● The request
Copy out, from the entries below, each line holding the string "text".

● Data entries
— Begin —

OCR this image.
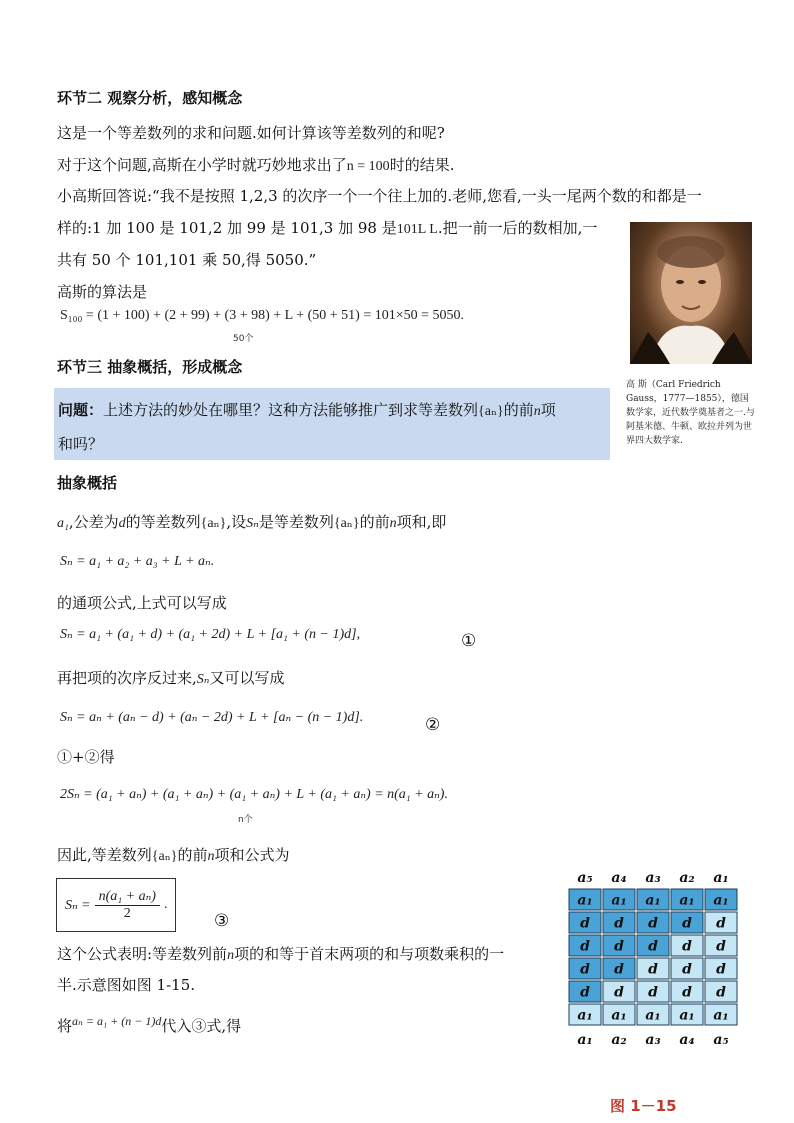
环节二 观察分析，感知概念
这是一个等差数列的求和问题.如何计算该等差数列的和呢?
对于这个问题,高斯在小学时就巧妙地求出了n = 100时的结果.
小高斯回答说:“我不是按照 1,2,3 的次序一个一个往上加的.老师,您看,一头一尾两个数的和都是一
样的:1 加 100 是 101,2 加 99 是 101,3 加 98 是101L L.把一前一后的数相加,一
共有 50 个 101,101 乘 50,得 5050.”
高斯的算法是
S₁₀₀ = (1 + 100) + (2 + 99) + (3 + 98) + L + (50 + 51) = 101×50 = 5050.
50个
高 斯（Carl Friedrich Gauss，1777—1855），德国数学家，近代数学奠基者之一.与阿基米德、牛顿、欧拉并列为世界四大数学家.
环节三 抽象概括，形成概念
问题：上述方法的妙处在哪里？这种方法能够推广到求等差数列{aₙ}的前n项
和吗？
抽象概括
a₁,公差为d的等差数列{aₙ},设Sₙ是等差数列{aₙ}的前n项和,即
Sₙ = a₁ + a₂ + a₃ + L + aₙ.
的通项公式,上式可以写成
Sₙ = a₁ + (a₁ + d) + (a₁ + 2d) + L + [a₁ + (n − 1)d],	①
再把项的次序反过来,Sₙ又可以写成
Sₙ = aₙ + (aₙ − d) + (aₙ − 2d) + L + [aₙ − (n − 1)d].	②
①+②得
2Sₙ = (a₁ + aₙ) + (a₁ + aₙ) + (a₁ + aₙ) + L + (a₁ + aₙ) = n(a₁ + aₙ).
n个
因此,等差数列{aₙ}的前n项和公式为
$S_n = \frac{\text{n(a₁ + aₙ)}}{2}$ .
③
这个公式表明:等差数列前n项的和等于首末两项的和与项数乘积的一
半.示意图如图 1-15.
将$^{a_n = a_1 + (n - 1)d}$代入③式,得
a₅ a₄ a₃ a₂ a₁
a₁
d
d
d
d
a₁
a₁
d
d
d
d
a₁
a₁
d
d
d
d
a₁
a₁
d
d
d
d
a₁
a₁
d
d
d
d
a₁
a₁ a₂ a₃ a₄ a₅
图 1－15
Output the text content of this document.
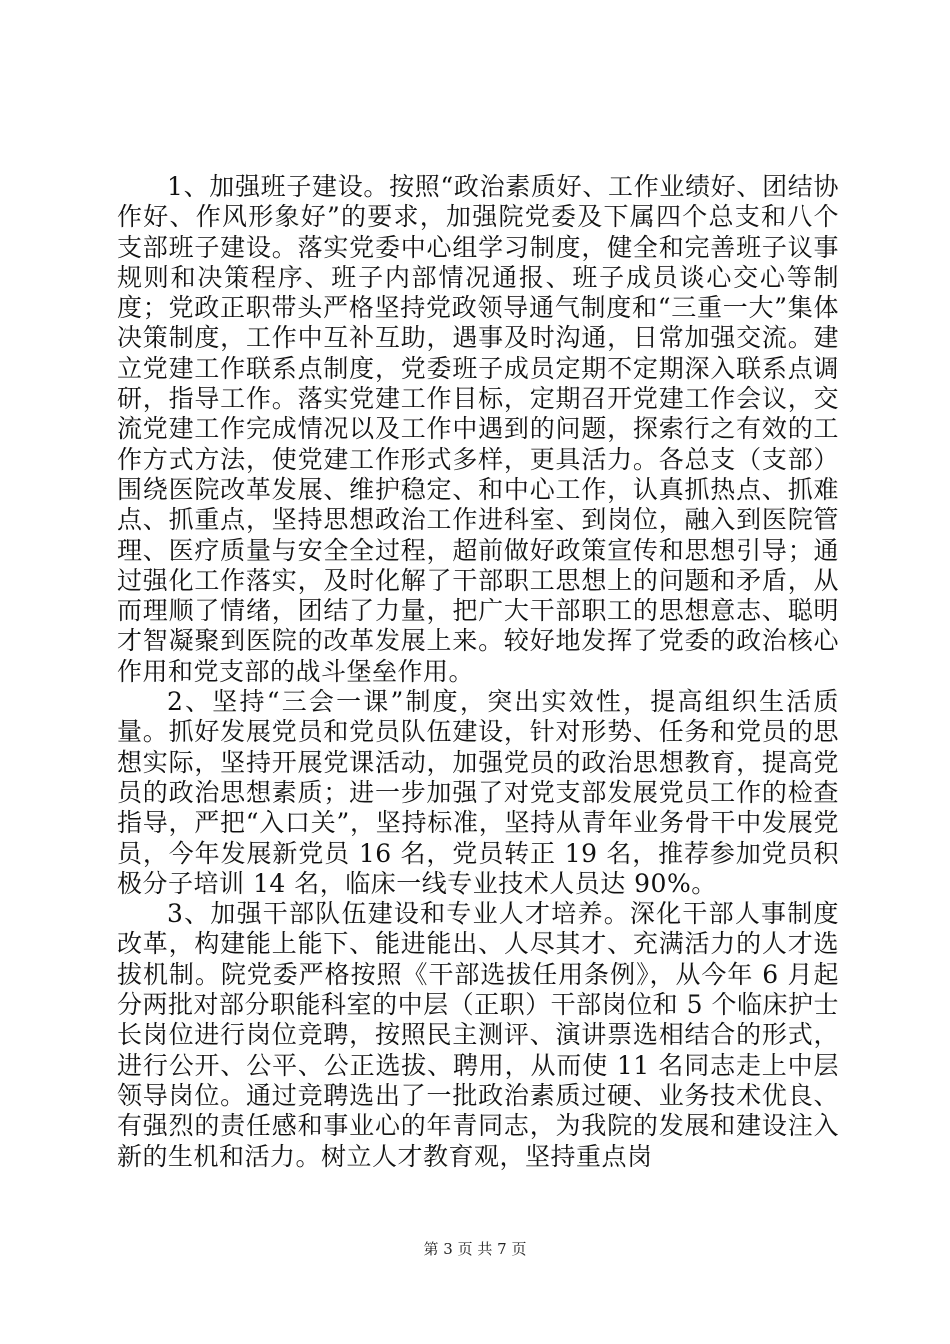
1、加强班子建设。按照“政治素质好、工作业绩好、团结协作好、作风形象好”的要求，加强院党委及下属四个总支和八个支部班子建设。落实党委中心组学习制度，健全和完善班子议事规则和决策程序、班子内部情况通报、班子成员谈心交心等制度；党政正职带头严格坚持党政领导通气制度和“三重一大”集体决策制度，工作中互补互助，遇事及时沟通，日常加强交流。建立党建工作联系点制度，党委班子成员定期不定期深入联系点调研，指导工作。落实党建工作目标，定期召开党建工作会议，交流党建工作完成情况以及工作中遇到的问题，探索行之有效的工作方式方法，使党建工作形式多样，更具活力。各总支（支部）围绕医院改革发展、维护稳定、和中心工作，认真抓热点、抓难点、抓重点，坚持思想政治工作进科室、到岗位，融入到医院管理、医疗质量与安全全过程，超前做好政策宣传和思想引导；通过强化工作落实，及时化解了干部职工思想上的问题和矛盾，从而理顺了情绪，团结了力量，把广大干部职工的思想意志、聪明才智凝聚到医院的改革发展上来。较好地发挥了党委的政治核心作用和党支部的战斗堡垒作用。

2、坚持“三会一课”制度，突出实效性，提高组织生活质量。抓好发展党员和党员队伍建设，针对形势、任务和党员的思想实际，坚持开展党课活动，加强党员的政治思想教育，提高党员的政治思想素质；进一步加强了对党支部发展党员工作的检查指导，严把“入口关”，坚持标准，坚持从青年业务骨干中发展党员，今年发展新党员 16 名，党员转正 19 名，推荐参加党员积极分子培训 14 名，临床一线专业技术人员达 90%。

3、加强干部队伍建设和专业人才培养。深化干部人事制度改革，构建能上能下、能进能出、人尽其才、充满活力的人才选拔机制。院党委严格按照《干部选拔任用条例》，从今年 6 月起分两批对部分职能科室的中层（正职）干部岗位和 5 个临床护士长岗位进行岗位竞聘，按照民主测评、演讲票选相结合的形式，进行公开、公平、公正选拔、聘用，从而使 11 名同志走上中层领导岗位。通过竞聘选出了一批政治素质过硬、业务技术优良、有强烈的责任感和事业心的年青同志，为我院的发展和建设注入新的生机和活力。树立人才教育观，坚持重点岗

第 3 页 共 7 页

— End —

● Response
$S_n = \frac{\text{n(a₁ + aₙ)}}{2}$ .
Output the text content of this document.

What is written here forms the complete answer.